→ **PROBLEM TO SOLVE**: Quote all of the data that follows exactly as written, skipping the images.

▽

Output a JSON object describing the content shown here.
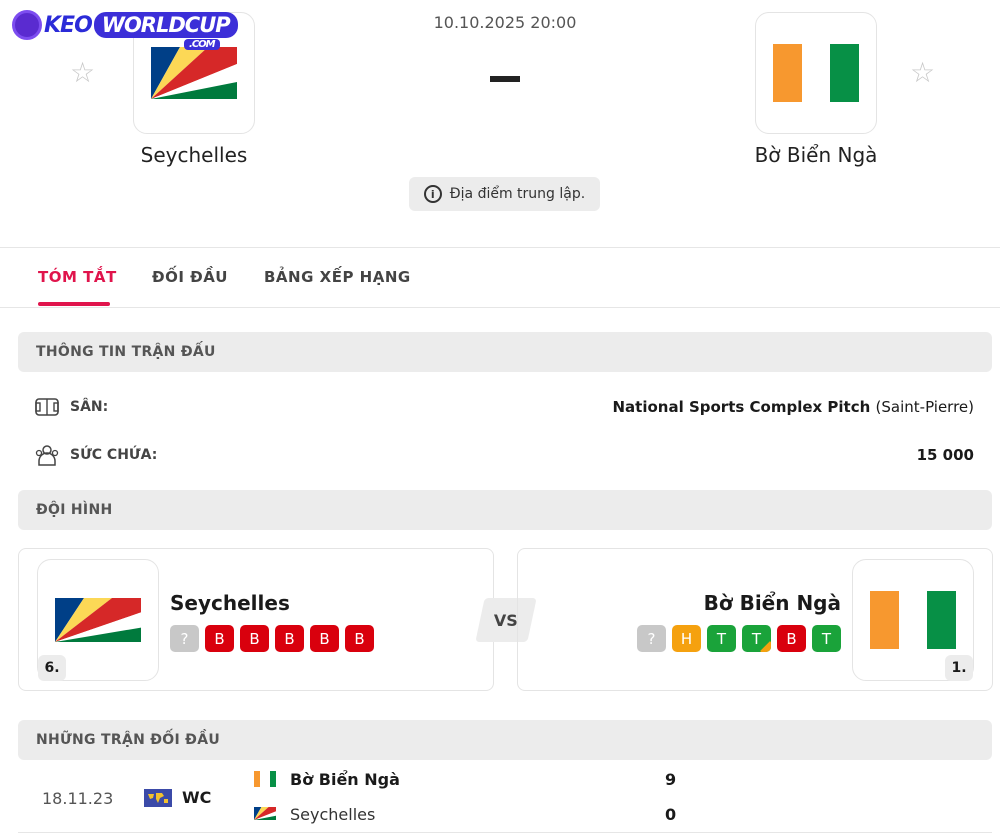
{
  "logo": {
    "text1": "KEO",
    "text2": "WORLDCUP",
    "text3": ".COM"
  },
  "match": {
    "datetime": "10.10.2025 20:00",
    "score": "-",
    "neutral": "Địa điểm trung lập.",
    "home": "Seychelles",
    "away": "Bờ Biển Ngà"
  },
  "tabs": [
    {
      "label": "TÓM TẮT",
      "active": true
    },
    {
      "label": "ĐỐI ĐẦU"
    },
    {
      "label": "BẢNG XẾP HẠNG"
    }
  ],
  "info": {
    "title": "THÔNG TIN TRẬN ĐẤU",
    "venue_label": "SÂN:",
    "venue": "National Sports Complex Pitch",
    "venue_city": "(Saint-Pierre)",
    "capacity_label": "SỨC CHỨA:",
    "capacity": "15 000"
  },
  "lineup": {
    "title": "ĐỘI HÌNH",
    "vs": "VS",
    "home": {
      "name": "Seychelles",
      "rank": "6.",
      "form": [
        "?",
        "B",
        "B",
        "B",
        "B",
        "B"
      ]
    },
    "away": {
      "name": "Bờ Biển Ngà",
      "rank": "1.",
      "form": [
        "?",
        "H",
        "T",
        "T",
        "B",
        "T"
      ]
    }
  },
  "h2h": {
    "title": "NHỮNG TRẬN ĐỐI ĐẦU",
    "matches": [
      {
        "date": "18.11.23",
        "competition": "WC",
        "team1": "Bờ Biển Ngà",
        "score1": "9",
        "team2": "Seychelles",
        "score2": "0",
        "winner": "team1"
      }
    ]
  },
  "colors": {
    "accent": "#e0144c",
    "win": "#1aa33a",
    "draw": "#f5a10f",
    "loss": "#d9000d",
    "unknown": "#c8c8c8"
  }
}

△

→ **THE RESULT**:
Output a JSON object describing the content shown here.
{
  "logo": {
    "text1": "KEO",
    "text2": "WORLDCUP",
    "text3": ".COM"
  },
  "match": {
    "datetime": "10.10.2025 20:00",
    "score": "-",
    "neutral": "Địa điểm trung lập.",
    "home": "Seychelles",
    "away": "Bờ Biển Ngà"
  },
  "tabs": [
    {
      "label": "TÓM TẮT",
      "active": true
    },
    {
      "label": "ĐỐI ĐẦU"
    },
    {
      "label": "BẢNG XẾP HẠNG"
    }
  ],
  "info": {
    "title": "THÔNG TIN TRẬN ĐẤU",
    "venue_label": "SÂN:",
    "venue": "National Sports Complex Pitch",
    "venue_city": "(Saint-Pierre)",
    "capacity_label": "SỨC CHỨA:",
    "capacity": "15 000"
  },
  "lineup": {
    "title": "ĐỘI HÌNH",
    "vs": "VS",
    "home": {
      "name": "Seychelles",
      "rank": "6.",
      "form": [
        "?",
        "B",
        "B",
        "B",
        "B",
        "B"
      ]
    },
    "away": {
      "name": "Bờ Biển Ngà",
      "rank": "1.",
      "form": [
        "?",
        "H",
        "T",
        "T",
        "B",
        "T"
      ]
    }
  },
  "h2h": {
    "title": "NHỮNG TRẬN ĐỐI ĐẦU",
    "matches": [
      {
        "date": "18.11.23",
        "competition": "WC",
        "team1": "Bờ Biển Ngà",
        "score1": "9",
        "team2": "Seychelles",
        "score2": "0",
        "winner": "team1"
      }
    ]
  },
  "colors": {
    "accent": "#e0144c",
    "win": "#1aa33a",
    "draw": "#f5a10f",
    "loss": "#d9000d",
    "unknown": "#c8c8c8"
  }
}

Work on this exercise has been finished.